** BEGIN Data for this task **
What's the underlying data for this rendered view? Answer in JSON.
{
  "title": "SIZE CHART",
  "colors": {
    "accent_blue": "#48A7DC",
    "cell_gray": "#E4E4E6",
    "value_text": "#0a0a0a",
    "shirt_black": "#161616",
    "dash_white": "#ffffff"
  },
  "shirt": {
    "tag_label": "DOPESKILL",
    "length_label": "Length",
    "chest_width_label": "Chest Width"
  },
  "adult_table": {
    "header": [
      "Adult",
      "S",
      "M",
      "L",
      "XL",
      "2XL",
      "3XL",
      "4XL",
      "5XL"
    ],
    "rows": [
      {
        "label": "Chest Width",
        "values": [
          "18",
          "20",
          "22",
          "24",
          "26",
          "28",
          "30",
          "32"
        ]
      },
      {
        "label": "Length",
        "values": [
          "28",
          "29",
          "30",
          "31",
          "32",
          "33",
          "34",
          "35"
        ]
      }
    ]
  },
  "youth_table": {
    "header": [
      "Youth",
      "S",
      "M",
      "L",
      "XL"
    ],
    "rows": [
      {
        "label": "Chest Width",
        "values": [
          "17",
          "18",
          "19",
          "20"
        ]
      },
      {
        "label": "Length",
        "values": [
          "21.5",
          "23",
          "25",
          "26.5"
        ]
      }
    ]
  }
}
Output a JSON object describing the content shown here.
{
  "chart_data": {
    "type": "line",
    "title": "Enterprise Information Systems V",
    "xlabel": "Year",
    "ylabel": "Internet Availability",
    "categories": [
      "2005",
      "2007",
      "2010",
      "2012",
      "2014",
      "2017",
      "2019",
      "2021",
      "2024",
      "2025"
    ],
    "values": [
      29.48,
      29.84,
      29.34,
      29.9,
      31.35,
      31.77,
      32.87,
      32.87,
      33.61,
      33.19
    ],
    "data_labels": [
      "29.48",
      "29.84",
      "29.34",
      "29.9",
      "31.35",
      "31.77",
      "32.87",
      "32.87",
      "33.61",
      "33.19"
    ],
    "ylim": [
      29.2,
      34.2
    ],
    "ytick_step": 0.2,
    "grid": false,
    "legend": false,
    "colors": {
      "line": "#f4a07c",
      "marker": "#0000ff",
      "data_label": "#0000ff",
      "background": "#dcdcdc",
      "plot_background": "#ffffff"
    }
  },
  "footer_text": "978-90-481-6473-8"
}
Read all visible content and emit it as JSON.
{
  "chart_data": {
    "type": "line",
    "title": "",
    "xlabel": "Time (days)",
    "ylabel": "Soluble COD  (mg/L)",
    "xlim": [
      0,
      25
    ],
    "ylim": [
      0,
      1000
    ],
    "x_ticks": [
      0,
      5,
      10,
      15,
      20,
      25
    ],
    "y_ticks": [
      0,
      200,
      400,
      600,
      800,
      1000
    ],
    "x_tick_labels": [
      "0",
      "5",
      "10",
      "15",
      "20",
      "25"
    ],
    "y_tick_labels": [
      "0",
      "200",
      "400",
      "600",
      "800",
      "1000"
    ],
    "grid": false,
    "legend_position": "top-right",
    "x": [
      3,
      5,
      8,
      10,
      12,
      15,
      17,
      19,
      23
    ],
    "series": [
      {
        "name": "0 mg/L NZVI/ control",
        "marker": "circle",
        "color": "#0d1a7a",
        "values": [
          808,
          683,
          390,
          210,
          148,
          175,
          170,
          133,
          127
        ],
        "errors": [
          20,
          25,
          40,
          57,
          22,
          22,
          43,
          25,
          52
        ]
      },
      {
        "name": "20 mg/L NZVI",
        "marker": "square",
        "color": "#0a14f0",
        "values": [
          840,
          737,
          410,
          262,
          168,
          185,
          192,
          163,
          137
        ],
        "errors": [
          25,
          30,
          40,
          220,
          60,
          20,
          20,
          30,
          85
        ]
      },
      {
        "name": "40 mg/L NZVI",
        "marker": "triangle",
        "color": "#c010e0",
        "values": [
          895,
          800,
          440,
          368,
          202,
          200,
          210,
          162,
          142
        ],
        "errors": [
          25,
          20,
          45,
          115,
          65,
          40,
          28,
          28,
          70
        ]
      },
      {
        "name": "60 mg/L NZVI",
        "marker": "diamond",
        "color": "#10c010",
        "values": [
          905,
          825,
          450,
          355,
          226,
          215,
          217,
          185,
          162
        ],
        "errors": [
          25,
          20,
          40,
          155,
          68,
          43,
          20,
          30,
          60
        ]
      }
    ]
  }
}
** END Data for this task **
What you will do: Repeat all the records. Match each line exactly.

Expected answer:
What's the underlying data for this rendered view? Answer in JSON.
{
  "title": "SIZE CHART",
  "colors": {
    "accent_blue": "#48A7DC",
    "cell_gray": "#E4E4E6",
    "value_text": "#0a0a0a",
    "shirt_black": "#161616",
    "dash_white": "#ffffff"
  },
  "shirt": {
    "tag_label": "DOPESKILL",
    "length_label": "Length",
    "chest_width_label": "Chest Width"
  },
  "adult_table": {
    "header": [
      "Adult",
      "S",
      "M",
      "L",
      "XL",
      "2XL",
      "3XL",
      "4XL",
      "5XL"
    ],
    "rows": [
      {
        "label": "Chest Width",
        "values": [
          "18",
          "20",
          "22",
          "24",
          "26",
          "28",
          "30",
          "32"
        ]
      },
      {
        "label": "Length",
        "values": [
          "28",
          "29",
          "30",
          "31",
          "32",
          "33",
          "34",
          "35"
        ]
      }
    ]
  },
  "youth_table": {
    "header": [
      "Youth",
      "S",
      "M",
      "L",
      "XL"
    ],
    "rows": [
      {
        "label": "Chest Width",
        "values": [
          "17",
          "18",
          "19",
          "20"
        ]
      },
      {
        "label": "Length",
        "values": [
          "21.5",
          "23",
          "25",
          "26.5"
        ]
      }
    ]
  }
}
Output a JSON object describing the content shown here.
{
  "chart_data": {
    "type": "line",
    "title": "Enterprise Information Systems V",
    "xlabel": "Year",
    "ylabel": "Internet Availability",
    "categories": [
      "2005",
      "2007",
      "2010",
      "2012",
      "2014",
      "2017",
      "2019",
      "2021",
      "2024",
      "2025"
    ],
    "values": [
      29.48,
      29.84,
      29.34,
      29.9,
      31.35,
      31.77,
      32.87,
      32.87,
      33.61,
      33.19
    ],
    "data_labels": [
      "29.48",
      "29.84",
      "29.34",
      "29.9",
      "31.35",
      "31.77",
      "32.87",
      "32.87",
      "33.61",
      "33.19"
    ],
    "ylim": [
      29.2,
      34.2
    ],
    "ytick_step": 0.2,
    "grid": false,
    "legend": false,
    "colors": {
      "line": "#f4a07c",
      "marker": "#0000ff",
      "data_label": "#0000ff",
      "background": "#dcdcdc",
      "plot_background": "#ffffff"
    }
  },
  "footer_text": "978-90-481-6473-8"
}
Read all visible content and emit it as JSON.
{
  "chart_data": {
    "type": "line",
    "title": "",
    "xlabel": "Time (days)",
    "ylabel": "Soluble COD  (mg/L)",
    "xlim": [
      0,
      25
    ],
    "ylim": [
      0,
      1000
    ],
    "x_ticks": [
      0,
      5,
      10,
      15,
      20,
      25
    ],
    "y_ticks": [
      0,
      200,
      400,
      600,
      800,
      1000
    ],
    "x_tick_labels": [
      "0",
      "5",
      "10",
      "15",
      "20",
      "25"
    ],
    "y_tick_labels": [
      "0",
      "200",
      "400",
      "600",
      "800",
      "1000"
    ],
    "grid": false,
    "legend_position": "top-right",
    "x": [
      3,
      5,
      8,
      10,
      12,
      15,
      17,
      19,
      23
    ],
    "series": [
      {
        "name": "0 mg/L NZVI/ control",
        "marker": "circle",
        "color": "#0d1a7a",
        "values": [
          808,
          683,
          390,
          210,
          148,
          175,
          170,
          133,
          127
        ],
        "errors": [
          20,
          25,
          40,
          57,
          22,
          22,
          43,
          25,
          52
        ]
      },
      {
        "name": "20 mg/L NZVI",
        "marker": "square",
        "color": "#0a14f0",
        "values": [
          840,
          737,
          410,
          262,
          168,
          185,
          192,
          163,
          137
        ],
        "errors": [
          25,
          30,
          40,
          220,
          60,
          20,
          20,
          30,
          85
        ]
      },
      {
        "name": "40 mg/L NZVI",
        "marker": "triangle",
        "color": "#c010e0",
        "values": [
          895,
          800,
          440,
          368,
          202,
          200,
          210,
          162,
          142
        ],
        "errors": [
          25,
          20,
          45,
          115,
          65,
          40,
          28,
          28,
          70
        ]
      },
      {
        "name": "60 mg/L NZVI",
        "marker": "diamond",
        "color": "#10c010",
        "values": [
          905,
          825,
          450,
          355,
          226,
          215,
          217,
          185,
          162
        ],
        "errors": [
          25,
          20,
          40,
          155,
          68,
          43,
          20,
          30,
          60
        ]
      }
    ]
  }
}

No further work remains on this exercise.